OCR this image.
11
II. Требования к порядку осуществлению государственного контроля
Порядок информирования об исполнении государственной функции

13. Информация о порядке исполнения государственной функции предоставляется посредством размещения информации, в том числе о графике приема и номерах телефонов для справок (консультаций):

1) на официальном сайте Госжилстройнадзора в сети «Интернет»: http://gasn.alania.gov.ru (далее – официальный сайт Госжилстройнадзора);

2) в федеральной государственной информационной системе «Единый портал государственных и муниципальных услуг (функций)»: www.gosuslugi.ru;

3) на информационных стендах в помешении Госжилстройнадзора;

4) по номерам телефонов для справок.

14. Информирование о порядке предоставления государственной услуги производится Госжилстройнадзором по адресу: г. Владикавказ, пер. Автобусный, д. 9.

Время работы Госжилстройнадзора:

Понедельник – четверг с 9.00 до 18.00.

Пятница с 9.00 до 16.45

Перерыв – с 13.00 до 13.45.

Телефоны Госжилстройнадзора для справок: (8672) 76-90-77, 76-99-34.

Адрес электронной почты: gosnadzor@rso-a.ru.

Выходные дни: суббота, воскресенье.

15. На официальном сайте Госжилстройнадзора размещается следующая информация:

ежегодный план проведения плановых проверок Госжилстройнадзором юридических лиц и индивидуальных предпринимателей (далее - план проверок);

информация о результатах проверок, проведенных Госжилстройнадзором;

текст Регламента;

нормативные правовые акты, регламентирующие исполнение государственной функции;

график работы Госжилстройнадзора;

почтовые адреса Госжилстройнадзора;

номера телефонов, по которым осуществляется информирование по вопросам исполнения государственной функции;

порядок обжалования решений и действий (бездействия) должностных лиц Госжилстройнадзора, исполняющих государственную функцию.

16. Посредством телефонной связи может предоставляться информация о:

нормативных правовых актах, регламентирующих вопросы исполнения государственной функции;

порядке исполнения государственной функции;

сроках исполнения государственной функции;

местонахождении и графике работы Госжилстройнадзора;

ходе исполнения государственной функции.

◆ **Directions for this task**: Check each line above for the word "графике" and copy the ones that have it.

◆ **Task output**:
13. Информация о порядке исполнения государственной функции предоставляется посредством размещения информации, в том числе о графике приема и номерах телефонов для справок (консультаций):
местонахождении и графике работы Госжилстройнадзора;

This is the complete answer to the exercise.